Requirement: How many lines of these entries include the string "Refresh"? State the number alone.

== Data for the task ==

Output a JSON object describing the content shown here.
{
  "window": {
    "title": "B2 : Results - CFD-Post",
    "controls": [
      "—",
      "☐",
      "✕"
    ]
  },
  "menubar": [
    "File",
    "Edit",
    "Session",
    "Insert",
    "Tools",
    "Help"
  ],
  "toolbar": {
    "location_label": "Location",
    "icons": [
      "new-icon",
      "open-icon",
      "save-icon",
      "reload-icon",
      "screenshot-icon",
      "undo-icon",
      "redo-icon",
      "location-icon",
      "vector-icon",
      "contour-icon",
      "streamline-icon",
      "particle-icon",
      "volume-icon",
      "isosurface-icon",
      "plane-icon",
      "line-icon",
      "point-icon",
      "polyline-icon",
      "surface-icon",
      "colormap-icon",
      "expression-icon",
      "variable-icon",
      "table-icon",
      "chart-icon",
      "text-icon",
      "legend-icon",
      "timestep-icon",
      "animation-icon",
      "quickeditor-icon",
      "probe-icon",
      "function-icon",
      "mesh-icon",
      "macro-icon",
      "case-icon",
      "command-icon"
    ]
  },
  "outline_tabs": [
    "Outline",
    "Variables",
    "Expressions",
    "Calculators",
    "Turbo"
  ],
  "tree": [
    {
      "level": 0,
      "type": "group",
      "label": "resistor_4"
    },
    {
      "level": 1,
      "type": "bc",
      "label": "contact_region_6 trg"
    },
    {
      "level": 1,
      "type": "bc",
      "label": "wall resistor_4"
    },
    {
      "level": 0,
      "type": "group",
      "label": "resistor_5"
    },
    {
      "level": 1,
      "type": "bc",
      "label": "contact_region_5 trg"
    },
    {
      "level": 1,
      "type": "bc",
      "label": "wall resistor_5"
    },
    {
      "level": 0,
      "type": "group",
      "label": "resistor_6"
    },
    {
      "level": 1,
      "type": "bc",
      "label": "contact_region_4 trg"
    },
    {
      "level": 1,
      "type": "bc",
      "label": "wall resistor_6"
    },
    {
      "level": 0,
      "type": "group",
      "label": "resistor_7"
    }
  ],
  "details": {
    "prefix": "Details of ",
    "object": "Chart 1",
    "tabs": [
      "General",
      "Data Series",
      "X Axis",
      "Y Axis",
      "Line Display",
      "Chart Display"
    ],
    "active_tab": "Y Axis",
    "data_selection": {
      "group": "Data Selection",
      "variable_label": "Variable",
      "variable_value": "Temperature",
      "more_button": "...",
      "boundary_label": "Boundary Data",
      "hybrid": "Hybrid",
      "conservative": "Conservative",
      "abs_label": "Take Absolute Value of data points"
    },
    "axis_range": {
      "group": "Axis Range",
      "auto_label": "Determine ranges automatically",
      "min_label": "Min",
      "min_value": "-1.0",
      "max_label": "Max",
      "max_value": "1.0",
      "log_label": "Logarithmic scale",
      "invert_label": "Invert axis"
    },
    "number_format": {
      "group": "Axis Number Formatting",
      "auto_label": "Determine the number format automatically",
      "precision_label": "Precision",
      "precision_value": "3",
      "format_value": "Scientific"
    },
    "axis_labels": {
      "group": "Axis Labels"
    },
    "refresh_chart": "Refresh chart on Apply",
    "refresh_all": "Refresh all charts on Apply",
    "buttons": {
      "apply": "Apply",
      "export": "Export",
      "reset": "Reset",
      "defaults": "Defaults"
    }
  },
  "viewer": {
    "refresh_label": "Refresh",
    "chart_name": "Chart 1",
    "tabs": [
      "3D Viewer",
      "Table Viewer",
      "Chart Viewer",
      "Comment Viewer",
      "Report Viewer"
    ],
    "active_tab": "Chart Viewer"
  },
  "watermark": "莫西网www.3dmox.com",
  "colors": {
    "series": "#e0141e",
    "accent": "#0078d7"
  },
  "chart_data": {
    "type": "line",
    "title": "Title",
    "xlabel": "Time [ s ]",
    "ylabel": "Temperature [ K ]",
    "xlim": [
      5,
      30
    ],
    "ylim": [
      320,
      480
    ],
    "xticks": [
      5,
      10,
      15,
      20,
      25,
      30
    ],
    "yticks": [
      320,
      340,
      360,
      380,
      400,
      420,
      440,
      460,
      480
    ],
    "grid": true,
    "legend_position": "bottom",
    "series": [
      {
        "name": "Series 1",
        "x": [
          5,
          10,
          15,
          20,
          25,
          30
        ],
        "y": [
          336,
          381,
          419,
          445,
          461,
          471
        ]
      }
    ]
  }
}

===

Complete output: 3